-- Exercise data --

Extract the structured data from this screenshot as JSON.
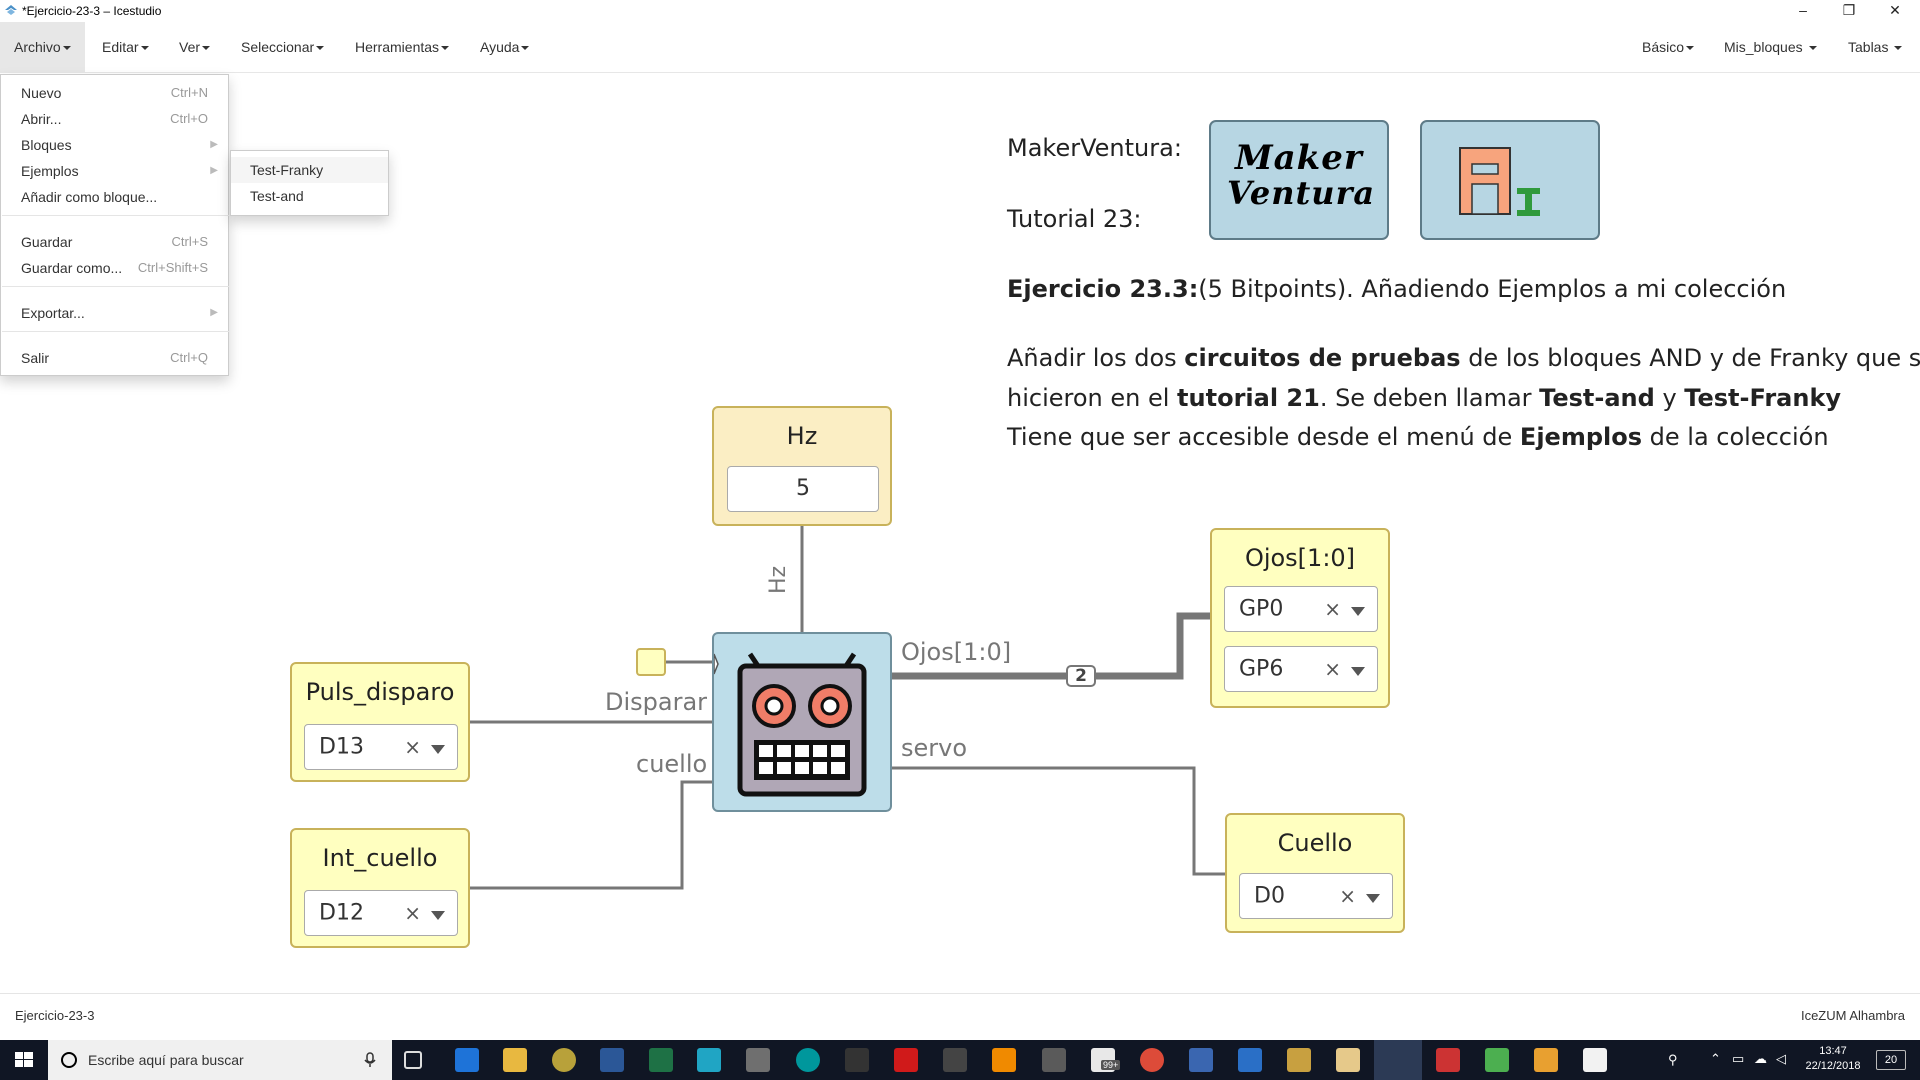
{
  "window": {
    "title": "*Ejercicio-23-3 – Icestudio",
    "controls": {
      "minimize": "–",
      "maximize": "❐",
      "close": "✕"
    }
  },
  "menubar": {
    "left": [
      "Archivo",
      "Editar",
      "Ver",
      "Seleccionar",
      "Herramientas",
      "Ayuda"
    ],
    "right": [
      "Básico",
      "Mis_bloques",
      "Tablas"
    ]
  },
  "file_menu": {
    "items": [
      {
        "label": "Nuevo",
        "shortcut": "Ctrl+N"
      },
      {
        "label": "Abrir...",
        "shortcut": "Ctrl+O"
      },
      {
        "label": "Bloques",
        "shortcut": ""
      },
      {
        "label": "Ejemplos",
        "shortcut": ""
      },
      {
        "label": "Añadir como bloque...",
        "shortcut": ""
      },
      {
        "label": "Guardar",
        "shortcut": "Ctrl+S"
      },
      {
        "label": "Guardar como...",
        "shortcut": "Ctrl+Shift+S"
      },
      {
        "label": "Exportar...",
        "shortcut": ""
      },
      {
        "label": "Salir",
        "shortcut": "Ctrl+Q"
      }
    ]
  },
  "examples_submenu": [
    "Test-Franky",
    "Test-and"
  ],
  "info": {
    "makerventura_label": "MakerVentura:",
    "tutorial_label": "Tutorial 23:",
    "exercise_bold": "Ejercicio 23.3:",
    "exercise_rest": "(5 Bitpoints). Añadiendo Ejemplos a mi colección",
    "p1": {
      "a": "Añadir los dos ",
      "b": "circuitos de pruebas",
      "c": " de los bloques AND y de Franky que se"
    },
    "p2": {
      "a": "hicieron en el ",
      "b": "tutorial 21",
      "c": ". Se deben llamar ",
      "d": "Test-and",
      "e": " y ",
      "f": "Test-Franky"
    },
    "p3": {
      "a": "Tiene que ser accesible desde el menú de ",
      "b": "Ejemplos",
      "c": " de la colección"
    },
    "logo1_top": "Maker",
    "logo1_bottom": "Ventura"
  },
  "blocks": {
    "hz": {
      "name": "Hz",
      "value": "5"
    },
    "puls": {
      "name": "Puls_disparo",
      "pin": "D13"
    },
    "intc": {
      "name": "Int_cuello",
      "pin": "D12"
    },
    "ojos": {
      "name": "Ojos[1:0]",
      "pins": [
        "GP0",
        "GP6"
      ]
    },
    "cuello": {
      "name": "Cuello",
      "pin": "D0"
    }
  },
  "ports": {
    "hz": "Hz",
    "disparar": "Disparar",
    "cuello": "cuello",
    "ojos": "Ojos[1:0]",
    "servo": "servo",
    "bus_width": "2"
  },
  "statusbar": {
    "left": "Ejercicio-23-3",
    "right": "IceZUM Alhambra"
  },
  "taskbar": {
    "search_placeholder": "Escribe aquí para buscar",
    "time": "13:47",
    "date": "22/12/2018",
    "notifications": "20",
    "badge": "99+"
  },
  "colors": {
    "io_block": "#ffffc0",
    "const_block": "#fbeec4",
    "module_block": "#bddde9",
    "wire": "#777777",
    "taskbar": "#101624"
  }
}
---
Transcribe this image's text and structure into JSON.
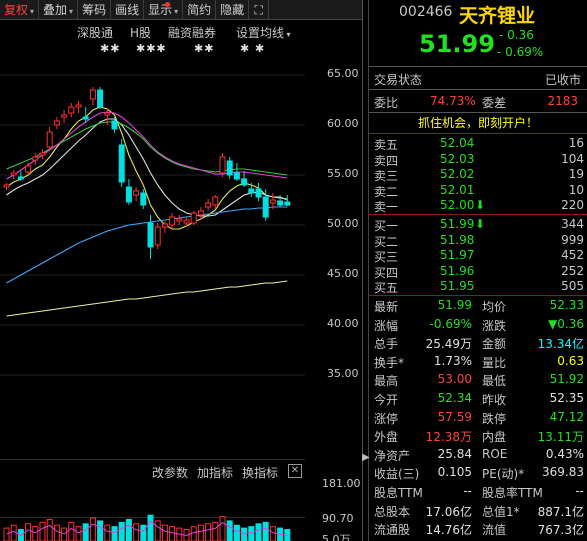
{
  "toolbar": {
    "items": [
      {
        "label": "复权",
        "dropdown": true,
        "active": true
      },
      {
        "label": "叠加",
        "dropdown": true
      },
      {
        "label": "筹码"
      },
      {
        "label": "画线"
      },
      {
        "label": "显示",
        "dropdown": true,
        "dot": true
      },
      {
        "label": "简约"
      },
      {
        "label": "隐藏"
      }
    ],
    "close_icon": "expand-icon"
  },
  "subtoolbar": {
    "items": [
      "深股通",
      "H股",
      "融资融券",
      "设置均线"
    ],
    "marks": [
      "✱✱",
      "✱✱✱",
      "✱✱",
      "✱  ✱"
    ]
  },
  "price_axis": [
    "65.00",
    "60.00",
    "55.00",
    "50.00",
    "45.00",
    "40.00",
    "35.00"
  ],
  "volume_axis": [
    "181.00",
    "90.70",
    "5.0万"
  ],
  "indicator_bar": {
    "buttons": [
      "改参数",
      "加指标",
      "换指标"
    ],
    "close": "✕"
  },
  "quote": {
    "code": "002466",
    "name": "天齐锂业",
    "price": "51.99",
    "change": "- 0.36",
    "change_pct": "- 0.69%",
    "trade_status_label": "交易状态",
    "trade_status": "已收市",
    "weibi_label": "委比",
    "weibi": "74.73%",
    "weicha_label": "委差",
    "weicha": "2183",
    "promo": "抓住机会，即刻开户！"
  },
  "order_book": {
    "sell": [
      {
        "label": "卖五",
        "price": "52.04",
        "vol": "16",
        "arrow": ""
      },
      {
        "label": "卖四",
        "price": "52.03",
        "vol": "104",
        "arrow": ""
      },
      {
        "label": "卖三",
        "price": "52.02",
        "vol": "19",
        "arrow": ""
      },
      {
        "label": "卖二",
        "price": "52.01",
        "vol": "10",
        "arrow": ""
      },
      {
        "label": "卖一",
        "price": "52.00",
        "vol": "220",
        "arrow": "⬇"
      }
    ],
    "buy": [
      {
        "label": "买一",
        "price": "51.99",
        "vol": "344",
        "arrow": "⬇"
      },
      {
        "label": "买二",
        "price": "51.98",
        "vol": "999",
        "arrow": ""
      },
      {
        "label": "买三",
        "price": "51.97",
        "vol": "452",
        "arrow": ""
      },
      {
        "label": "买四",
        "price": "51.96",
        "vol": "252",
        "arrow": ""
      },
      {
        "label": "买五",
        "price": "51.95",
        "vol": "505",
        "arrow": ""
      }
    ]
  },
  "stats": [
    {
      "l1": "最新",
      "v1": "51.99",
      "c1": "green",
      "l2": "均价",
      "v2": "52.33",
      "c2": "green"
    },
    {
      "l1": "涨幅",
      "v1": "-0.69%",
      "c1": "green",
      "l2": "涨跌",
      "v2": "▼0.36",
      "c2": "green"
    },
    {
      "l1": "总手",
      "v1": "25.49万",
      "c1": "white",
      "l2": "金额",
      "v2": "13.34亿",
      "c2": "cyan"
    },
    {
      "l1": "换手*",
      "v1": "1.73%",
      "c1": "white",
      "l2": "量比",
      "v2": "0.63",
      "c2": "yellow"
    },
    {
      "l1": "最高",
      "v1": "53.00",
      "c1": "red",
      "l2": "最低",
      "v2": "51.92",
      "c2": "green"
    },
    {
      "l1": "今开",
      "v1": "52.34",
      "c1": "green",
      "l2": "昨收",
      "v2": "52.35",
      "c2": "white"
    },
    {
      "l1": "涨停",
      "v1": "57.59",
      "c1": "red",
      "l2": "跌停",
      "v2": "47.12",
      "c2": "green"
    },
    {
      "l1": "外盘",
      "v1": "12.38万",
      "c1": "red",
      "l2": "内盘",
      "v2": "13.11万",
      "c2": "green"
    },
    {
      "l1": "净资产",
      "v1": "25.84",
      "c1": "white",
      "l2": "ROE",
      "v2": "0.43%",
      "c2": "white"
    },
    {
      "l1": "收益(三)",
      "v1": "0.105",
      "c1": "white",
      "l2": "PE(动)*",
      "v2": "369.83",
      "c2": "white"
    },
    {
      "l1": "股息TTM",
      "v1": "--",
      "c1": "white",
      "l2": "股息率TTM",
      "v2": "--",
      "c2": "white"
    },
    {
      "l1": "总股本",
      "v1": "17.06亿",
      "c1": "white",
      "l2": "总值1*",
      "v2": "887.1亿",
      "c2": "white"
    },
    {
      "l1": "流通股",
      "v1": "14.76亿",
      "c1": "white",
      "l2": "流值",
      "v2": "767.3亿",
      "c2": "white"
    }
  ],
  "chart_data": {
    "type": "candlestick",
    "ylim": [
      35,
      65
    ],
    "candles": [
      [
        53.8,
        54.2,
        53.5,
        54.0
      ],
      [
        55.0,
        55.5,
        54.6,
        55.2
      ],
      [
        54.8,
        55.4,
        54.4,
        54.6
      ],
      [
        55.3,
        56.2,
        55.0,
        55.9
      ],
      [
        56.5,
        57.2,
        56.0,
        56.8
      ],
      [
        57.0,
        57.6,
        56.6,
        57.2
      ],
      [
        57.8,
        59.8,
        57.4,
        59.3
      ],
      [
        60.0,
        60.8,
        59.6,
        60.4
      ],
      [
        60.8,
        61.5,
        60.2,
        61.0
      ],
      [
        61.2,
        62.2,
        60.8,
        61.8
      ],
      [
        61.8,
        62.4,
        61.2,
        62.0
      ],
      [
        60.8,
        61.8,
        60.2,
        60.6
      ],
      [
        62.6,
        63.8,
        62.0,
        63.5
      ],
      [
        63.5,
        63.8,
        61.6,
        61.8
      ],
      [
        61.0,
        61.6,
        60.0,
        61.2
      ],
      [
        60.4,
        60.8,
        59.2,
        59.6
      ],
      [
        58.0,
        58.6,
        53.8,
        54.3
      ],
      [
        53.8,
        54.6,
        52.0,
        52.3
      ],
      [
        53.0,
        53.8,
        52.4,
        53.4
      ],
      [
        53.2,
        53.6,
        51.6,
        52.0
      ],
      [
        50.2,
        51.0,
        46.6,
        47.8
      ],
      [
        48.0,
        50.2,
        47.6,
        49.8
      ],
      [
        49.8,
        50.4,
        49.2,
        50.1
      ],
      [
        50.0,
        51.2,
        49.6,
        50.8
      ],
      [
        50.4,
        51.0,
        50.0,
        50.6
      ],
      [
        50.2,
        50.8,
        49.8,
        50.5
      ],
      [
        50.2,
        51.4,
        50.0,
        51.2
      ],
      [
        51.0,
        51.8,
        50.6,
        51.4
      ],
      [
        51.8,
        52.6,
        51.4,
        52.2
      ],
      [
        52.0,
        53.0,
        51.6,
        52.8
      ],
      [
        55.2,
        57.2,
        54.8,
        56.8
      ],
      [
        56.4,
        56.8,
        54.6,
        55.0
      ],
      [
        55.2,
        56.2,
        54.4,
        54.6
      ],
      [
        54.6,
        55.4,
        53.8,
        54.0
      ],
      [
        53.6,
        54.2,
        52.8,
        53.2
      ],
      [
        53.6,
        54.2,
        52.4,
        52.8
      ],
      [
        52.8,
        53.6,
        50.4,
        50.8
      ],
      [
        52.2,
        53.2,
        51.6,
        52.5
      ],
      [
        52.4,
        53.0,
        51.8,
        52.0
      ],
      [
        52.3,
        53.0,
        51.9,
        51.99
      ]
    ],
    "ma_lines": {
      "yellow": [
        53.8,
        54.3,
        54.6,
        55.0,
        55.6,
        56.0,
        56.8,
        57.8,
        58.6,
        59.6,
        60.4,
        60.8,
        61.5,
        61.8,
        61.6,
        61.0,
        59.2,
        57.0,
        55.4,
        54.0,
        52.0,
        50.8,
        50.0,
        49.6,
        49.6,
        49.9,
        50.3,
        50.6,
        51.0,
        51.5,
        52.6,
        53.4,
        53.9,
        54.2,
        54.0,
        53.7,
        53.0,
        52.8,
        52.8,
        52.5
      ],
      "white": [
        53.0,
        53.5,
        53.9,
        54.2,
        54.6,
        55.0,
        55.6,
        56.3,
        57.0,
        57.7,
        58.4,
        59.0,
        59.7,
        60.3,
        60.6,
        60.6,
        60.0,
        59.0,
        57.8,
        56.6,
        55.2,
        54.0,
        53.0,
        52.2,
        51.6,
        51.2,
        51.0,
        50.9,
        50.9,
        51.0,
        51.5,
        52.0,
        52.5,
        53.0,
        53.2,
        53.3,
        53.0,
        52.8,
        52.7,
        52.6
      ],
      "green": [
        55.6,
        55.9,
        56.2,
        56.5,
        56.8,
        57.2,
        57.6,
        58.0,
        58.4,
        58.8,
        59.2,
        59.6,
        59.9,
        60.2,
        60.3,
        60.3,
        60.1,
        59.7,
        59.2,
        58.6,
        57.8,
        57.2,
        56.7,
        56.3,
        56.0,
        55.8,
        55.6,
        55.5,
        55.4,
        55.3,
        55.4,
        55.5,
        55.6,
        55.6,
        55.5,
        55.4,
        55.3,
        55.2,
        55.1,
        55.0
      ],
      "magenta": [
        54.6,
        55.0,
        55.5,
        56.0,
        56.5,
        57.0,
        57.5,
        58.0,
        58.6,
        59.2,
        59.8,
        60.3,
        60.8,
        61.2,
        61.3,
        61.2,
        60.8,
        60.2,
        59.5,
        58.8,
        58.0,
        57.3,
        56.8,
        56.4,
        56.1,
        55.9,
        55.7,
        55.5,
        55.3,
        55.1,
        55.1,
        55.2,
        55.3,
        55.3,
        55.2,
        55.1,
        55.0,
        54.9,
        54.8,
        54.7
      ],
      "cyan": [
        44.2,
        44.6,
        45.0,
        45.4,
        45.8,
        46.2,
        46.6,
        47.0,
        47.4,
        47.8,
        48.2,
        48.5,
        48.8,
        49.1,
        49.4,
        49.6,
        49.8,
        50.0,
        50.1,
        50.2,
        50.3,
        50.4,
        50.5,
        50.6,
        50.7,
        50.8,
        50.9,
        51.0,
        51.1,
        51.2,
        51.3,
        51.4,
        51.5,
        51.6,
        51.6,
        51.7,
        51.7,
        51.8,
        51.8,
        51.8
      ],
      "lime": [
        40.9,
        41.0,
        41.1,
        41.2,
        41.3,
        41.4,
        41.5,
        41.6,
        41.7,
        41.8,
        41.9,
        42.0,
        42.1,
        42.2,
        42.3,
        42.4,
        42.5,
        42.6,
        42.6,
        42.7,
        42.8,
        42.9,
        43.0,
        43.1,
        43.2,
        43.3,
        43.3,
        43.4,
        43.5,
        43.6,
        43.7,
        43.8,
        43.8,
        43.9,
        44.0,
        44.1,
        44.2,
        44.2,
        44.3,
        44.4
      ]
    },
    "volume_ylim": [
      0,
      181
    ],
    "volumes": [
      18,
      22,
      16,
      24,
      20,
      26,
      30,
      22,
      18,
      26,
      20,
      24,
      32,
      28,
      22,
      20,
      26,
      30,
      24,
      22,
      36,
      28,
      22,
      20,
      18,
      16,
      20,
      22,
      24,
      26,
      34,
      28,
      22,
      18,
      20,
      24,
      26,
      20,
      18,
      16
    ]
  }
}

-- Aim of the task --
Report each line of the material above where the word "colección" appears.

-- Answer to this task --
    "exercise_rest": "(5 Bitpoints). Añadiendo Ejemplos a mi colección",
      "c": " de la colección"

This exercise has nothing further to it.